Task requirements
Compute the number of lines that include the string "Feedback", then output that number and nothing else.
......
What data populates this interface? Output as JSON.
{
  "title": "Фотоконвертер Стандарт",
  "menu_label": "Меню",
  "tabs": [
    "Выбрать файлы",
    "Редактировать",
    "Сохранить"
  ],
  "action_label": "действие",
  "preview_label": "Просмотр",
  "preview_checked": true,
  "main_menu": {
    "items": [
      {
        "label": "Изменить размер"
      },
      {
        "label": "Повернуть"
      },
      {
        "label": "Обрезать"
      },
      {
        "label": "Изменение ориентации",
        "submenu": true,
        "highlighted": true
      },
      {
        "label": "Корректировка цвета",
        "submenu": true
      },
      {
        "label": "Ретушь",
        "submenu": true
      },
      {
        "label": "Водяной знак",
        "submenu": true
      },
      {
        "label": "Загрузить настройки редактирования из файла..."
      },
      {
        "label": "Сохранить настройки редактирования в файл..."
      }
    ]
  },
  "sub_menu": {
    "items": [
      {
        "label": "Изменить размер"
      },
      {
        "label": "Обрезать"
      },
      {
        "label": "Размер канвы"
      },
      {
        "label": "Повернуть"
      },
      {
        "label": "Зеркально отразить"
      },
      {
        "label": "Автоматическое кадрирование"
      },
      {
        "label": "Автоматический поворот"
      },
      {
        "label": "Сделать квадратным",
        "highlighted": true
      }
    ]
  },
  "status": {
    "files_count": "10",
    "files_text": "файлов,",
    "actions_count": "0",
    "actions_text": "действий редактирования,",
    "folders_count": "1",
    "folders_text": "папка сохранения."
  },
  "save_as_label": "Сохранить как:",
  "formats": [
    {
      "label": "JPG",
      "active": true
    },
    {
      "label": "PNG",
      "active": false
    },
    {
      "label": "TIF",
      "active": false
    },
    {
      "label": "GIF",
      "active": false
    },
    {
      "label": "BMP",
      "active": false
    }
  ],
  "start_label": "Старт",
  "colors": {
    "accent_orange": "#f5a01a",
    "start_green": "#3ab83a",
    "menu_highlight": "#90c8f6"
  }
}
......
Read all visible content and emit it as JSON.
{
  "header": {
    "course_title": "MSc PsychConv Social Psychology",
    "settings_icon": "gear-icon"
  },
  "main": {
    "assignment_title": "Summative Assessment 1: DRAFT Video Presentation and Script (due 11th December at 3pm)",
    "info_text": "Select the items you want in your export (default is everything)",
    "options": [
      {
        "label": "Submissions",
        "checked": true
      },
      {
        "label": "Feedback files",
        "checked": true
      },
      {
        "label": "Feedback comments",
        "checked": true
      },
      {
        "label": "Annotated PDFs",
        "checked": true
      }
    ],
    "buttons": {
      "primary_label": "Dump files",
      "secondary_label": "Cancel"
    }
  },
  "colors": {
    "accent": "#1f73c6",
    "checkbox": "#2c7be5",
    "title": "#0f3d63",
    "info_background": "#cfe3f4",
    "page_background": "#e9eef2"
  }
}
......
Result
2